- [Your goal]: Repeat the listing in full. Nothing may be added or left out.

- [Input material]:
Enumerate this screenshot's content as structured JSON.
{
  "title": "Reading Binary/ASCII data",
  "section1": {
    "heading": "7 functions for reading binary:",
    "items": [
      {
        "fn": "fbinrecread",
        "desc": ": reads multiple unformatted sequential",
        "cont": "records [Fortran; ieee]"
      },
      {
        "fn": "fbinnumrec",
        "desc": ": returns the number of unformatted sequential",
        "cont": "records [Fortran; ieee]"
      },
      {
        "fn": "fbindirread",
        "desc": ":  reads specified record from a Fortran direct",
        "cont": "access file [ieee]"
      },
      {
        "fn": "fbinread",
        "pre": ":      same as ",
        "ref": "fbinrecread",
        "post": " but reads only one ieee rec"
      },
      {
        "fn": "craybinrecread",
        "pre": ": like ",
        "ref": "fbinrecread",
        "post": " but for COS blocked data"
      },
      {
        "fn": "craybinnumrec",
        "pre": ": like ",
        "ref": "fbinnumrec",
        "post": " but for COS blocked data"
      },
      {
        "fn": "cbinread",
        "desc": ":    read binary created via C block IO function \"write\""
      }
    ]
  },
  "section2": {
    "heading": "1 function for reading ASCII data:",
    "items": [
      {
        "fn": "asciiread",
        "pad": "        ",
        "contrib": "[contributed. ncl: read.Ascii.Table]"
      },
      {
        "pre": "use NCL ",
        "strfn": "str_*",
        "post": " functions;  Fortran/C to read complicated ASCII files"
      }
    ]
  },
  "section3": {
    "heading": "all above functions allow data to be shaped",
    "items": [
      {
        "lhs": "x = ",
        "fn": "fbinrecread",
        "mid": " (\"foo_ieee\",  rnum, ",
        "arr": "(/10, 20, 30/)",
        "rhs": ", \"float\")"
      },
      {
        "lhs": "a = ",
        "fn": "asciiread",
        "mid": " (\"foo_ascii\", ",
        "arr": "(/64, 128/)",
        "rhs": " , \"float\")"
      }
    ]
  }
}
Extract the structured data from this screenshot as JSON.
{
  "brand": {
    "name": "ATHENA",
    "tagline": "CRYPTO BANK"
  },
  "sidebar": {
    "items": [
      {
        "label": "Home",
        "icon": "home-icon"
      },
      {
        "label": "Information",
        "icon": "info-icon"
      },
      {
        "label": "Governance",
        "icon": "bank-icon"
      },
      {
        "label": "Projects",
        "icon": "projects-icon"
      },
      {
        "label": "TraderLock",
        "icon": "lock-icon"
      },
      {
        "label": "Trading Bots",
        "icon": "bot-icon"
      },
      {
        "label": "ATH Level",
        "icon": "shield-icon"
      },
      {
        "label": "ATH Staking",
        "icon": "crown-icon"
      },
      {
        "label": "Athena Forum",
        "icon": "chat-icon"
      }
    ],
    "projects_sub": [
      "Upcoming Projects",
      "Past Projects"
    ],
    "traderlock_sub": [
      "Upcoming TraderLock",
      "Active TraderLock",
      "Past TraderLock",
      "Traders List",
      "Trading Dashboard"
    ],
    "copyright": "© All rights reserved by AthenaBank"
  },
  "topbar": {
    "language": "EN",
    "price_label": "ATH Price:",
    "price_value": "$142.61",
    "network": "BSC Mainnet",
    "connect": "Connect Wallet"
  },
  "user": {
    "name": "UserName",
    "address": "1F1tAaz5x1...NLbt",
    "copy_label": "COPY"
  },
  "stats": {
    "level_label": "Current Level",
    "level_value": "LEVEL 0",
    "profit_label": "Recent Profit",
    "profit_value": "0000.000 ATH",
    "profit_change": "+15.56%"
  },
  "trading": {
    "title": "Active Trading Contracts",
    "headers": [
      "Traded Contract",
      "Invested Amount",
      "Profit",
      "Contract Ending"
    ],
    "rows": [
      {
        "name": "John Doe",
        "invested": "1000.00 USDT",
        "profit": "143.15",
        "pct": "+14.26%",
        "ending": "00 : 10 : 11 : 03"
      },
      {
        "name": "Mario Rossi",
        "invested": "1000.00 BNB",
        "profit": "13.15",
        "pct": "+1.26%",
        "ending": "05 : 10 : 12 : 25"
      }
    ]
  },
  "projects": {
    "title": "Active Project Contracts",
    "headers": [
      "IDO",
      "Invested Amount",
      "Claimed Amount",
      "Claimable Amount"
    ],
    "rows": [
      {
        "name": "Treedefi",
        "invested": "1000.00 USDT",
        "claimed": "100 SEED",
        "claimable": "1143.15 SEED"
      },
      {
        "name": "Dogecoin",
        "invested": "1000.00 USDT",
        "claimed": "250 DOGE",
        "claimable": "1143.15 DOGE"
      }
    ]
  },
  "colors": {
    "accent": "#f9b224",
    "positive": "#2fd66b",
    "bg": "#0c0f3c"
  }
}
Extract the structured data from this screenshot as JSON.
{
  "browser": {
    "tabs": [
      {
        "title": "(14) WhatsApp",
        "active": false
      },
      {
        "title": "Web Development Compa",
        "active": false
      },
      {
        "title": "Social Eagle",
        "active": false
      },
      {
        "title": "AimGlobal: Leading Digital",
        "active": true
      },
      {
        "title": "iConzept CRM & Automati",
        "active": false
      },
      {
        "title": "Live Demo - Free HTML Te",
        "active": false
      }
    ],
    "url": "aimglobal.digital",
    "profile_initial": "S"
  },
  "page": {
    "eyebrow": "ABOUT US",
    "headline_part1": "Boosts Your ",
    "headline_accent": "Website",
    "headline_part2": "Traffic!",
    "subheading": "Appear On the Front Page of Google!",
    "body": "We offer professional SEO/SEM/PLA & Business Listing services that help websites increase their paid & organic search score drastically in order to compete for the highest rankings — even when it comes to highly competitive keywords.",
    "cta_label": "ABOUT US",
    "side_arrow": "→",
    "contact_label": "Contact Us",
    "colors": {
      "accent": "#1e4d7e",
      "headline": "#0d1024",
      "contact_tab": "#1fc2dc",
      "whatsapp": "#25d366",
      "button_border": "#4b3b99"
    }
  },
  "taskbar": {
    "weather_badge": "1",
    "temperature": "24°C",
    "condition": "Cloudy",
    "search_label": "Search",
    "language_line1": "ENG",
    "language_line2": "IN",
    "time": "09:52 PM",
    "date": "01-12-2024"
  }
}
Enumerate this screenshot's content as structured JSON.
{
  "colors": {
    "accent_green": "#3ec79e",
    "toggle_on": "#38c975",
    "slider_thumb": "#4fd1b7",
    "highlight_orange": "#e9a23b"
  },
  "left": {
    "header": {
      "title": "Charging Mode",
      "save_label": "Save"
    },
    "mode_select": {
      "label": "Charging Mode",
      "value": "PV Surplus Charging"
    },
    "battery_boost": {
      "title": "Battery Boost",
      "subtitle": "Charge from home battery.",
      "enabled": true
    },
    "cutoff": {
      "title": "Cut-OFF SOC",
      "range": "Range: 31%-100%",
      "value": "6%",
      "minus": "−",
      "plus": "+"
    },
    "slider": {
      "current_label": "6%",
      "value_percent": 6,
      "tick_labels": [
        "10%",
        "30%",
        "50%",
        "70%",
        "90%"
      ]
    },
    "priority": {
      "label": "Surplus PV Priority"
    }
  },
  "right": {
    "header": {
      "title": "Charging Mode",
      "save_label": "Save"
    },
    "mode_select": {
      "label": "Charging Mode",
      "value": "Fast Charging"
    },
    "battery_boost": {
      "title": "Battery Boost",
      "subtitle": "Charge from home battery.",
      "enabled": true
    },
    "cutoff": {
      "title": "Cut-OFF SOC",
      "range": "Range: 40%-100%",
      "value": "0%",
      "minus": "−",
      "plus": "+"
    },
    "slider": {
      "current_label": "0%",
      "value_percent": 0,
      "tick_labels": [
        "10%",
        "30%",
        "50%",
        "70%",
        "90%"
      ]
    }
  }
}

- [Exercise answer]:
Enumerate this screenshot's content as structured JSON.
{
  "title": "Reading Binary/ASCII data",
  "section1": {
    "heading": "7 functions for reading binary:",
    "items": [
      {
        "fn": "fbinrecread",
        "desc": ": reads multiple unformatted sequential",
        "cont": "records [Fortran; ieee]"
      },
      {
        "fn": "fbinnumrec",
        "desc": ": returns the number of unformatted sequential",
        "cont": "records [Fortran; ieee]"
      },
      {
        "fn": "fbindirread",
        "desc": ":  reads specified record from a Fortran direct",
        "cont": "access file [ieee]"
      },
      {
        "fn": "fbinread",
        "pre": ":      same as ",
        "ref": "fbinrecread",
        "post": " but reads only one ieee rec"
      },
      {
        "fn": "craybinrecread",
        "pre": ": like ",
        "ref": "fbinrecread",
        "post": " but for COS blocked data"
      },
      {
        "fn": "craybinnumrec",
        "pre": ": like ",
        "ref": "fbinnumrec",
        "post": " but for COS blocked data"
      },
      {
        "fn": "cbinread",
        "desc": ":    read binary created via C block IO function \"write\""
      }
    ]
  },
  "section2": {
    "heading": "1 function for reading ASCII data:",
    "items": [
      {
        "fn": "asciiread",
        "pad": "        ",
        "contrib": "[contributed. ncl: read.Ascii.Table]"
      },
      {
        "pre": "use NCL ",
        "strfn": "str_*",
        "post": " functions;  Fortran/C to read complicated ASCII files"
      }
    ]
  },
  "section3": {
    "heading": "all above functions allow data to be shaped",
    "items": [
      {
        "lhs": "x = ",
        "fn": "fbinrecread",
        "mid": " (\"foo_ieee\",  rnum, ",
        "arr": "(/10, 20, 30/)",
        "rhs": ", \"float\")"
      },
      {
        "lhs": "a = ",
        "fn": "asciiread",
        "mid": " (\"foo_ascii\", ",
        "arr": "(/64, 128/)",
        "rhs": " , \"float\")"
      }
    ]
  }
}
Extract the structured data from this screenshot as JSON.
{
  "brand": {
    "name": "ATHENA",
    "tagline": "CRYPTO BANK"
  },
  "sidebar": {
    "items": [
      {
        "label": "Home",
        "icon": "home-icon"
      },
      {
        "label": "Information",
        "icon": "info-icon"
      },
      {
        "label": "Governance",
        "icon": "bank-icon"
      },
      {
        "label": "Projects",
        "icon": "projects-icon"
      },
      {
        "label": "TraderLock",
        "icon": "lock-icon"
      },
      {
        "label": "Trading Bots",
        "icon": "bot-icon"
      },
      {
        "label": "ATH Level",
        "icon": "shield-icon"
      },
      {
        "label": "ATH Staking",
        "icon": "crown-icon"
      },
      {
        "label": "Athena Forum",
        "icon": "chat-icon"
      }
    ],
    "projects_sub": [
      "Upcoming Projects",
      "Past Projects"
    ],
    "traderlock_sub": [
      "Upcoming TraderLock",
      "Active TraderLock",
      "Past TraderLock",
      "Traders List",
      "Trading Dashboard"
    ],
    "copyright": "© All rights reserved by AthenaBank"
  },
  "topbar": {
    "language": "EN",
    "price_label": "ATH Price:",
    "price_value": "$142.61",
    "network": "BSC Mainnet",
    "connect": "Connect Wallet"
  },
  "user": {
    "name": "UserName",
    "address": "1F1tAaz5x1...NLbt",
    "copy_label": "COPY"
  },
  "stats": {
    "level_label": "Current Level",
    "level_value": "LEVEL 0",
    "profit_label": "Recent Profit",
    "profit_value": "0000.000 ATH",
    "profit_change": "+15.56%"
  },
  "trading": {
    "title": "Active Trading Contracts",
    "headers": [
      "Traded Contract",
      "Invested Amount",
      "Profit",
      "Contract Ending"
    ],
    "rows": [
      {
        "name": "John Doe",
        "invested": "1000.00 USDT",
        "profit": "143.15",
        "pct": "+14.26%",
        "ending": "00 : 10 : 11 : 03"
      },
      {
        "name": "Mario Rossi",
        "invested": "1000.00 BNB",
        "profit": "13.15",
        "pct": "+1.26%",
        "ending": "05 : 10 : 12 : 25"
      }
    ]
  },
  "projects": {
    "title": "Active Project Contracts",
    "headers": [
      "IDO",
      "Invested Amount",
      "Claimed Amount",
      "Claimable Amount"
    ],
    "rows": [
      {
        "name": "Treedefi",
        "invested": "1000.00 USDT",
        "claimed": "100 SEED",
        "claimable": "1143.15 SEED"
      },
      {
        "name": "Dogecoin",
        "invested": "1000.00 USDT",
        "claimed": "250 DOGE",
        "claimable": "1143.15 DOGE"
      }
    ]
  },
  "colors": {
    "accent": "#f9b224",
    "positive": "#2fd66b",
    "bg": "#0c0f3c"
  }
}
Extract the structured data from this screenshot as JSON.
{
  "browser": {
    "tabs": [
      {
        "title": "(14) WhatsApp",
        "active": false
      },
      {
        "title": "Web Development Compa",
        "active": false
      },
      {
        "title": "Social Eagle",
        "active": false
      },
      {
        "title": "AimGlobal: Leading Digital",
        "active": true
      },
      {
        "title": "iConzept CRM & Automati",
        "active": false
      },
      {
        "title": "Live Demo - Free HTML Te",
        "active": false
      }
    ],
    "url": "aimglobal.digital",
    "profile_initial": "S"
  },
  "page": {
    "eyebrow": "ABOUT US",
    "headline_part1": "Boosts Your ",
    "headline_accent": "Website",
    "headline_part2": "Traffic!",
    "subheading": "Appear On the Front Page of Google!",
    "body": "We offer professional SEO/SEM/PLA & Business Listing services that help websites increase their paid & organic search score drastically in order to compete for the highest rankings — even when it comes to highly competitive keywords.",
    "cta_label": "ABOUT US",
    "side_arrow": "→",
    "contact_label": "Contact Us",
    "colors": {
      "accent": "#1e4d7e",
      "headline": "#0d1024",
      "contact_tab": "#1fc2dc",
      "whatsapp": "#25d366",
      "button_border": "#4b3b99"
    }
  },
  "taskbar": {
    "weather_badge": "1",
    "temperature": "24°C",
    "condition": "Cloudy",
    "search_label": "Search",
    "language_line1": "ENG",
    "language_line2": "IN",
    "time": "09:52 PM",
    "date": "01-12-2024"
  }
}
Enumerate this screenshot's content as structured JSON.
{
  "colors": {
    "accent_green": "#3ec79e",
    "toggle_on": "#38c975",
    "slider_thumb": "#4fd1b7",
    "highlight_orange": "#e9a23b"
  },
  "left": {
    "header": {
      "title": "Charging Mode",
      "save_label": "Save"
    },
    "mode_select": {
      "label": "Charging Mode",
      "value": "PV Surplus Charging"
    },
    "battery_boost": {
      "title": "Battery Boost",
      "subtitle": "Charge from home battery.",
      "enabled": true
    },
    "cutoff": {
      "title": "Cut-OFF SOC",
      "range": "Range: 31%-100%",
      "value": "6%",
      "minus": "−",
      "plus": "+"
    },
    "slider": {
      "current_label": "6%",
      "value_percent": 6,
      "tick_labels": [
        "10%",
        "30%",
        "50%",
        "70%",
        "90%"
      ]
    },
    "priority": {
      "label": "Surplus PV Priority"
    }
  },
  "right": {
    "header": {
      "title": "Charging Mode",
      "save_label": "Save"
    },
    "mode_select": {
      "label": "Charging Mode",
      "value": "Fast Charging"
    },
    "battery_boost": {
      "title": "Battery Boost",
      "subtitle": "Charge from home battery.",
      "enabled": true
    },
    "cutoff": {
      "title": "Cut-OFF SOC",
      "range": "Range: 40%-100%",
      "value": "0%",
      "minus": "−",
      "plus": "+"
    },
    "slider": {
      "current_label": "0%",
      "value_percent": 0,
      "tick_labels": [
        "10%",
        "30%",
        "50%",
        "70%",
        "90%"
      ]
    }
  }
}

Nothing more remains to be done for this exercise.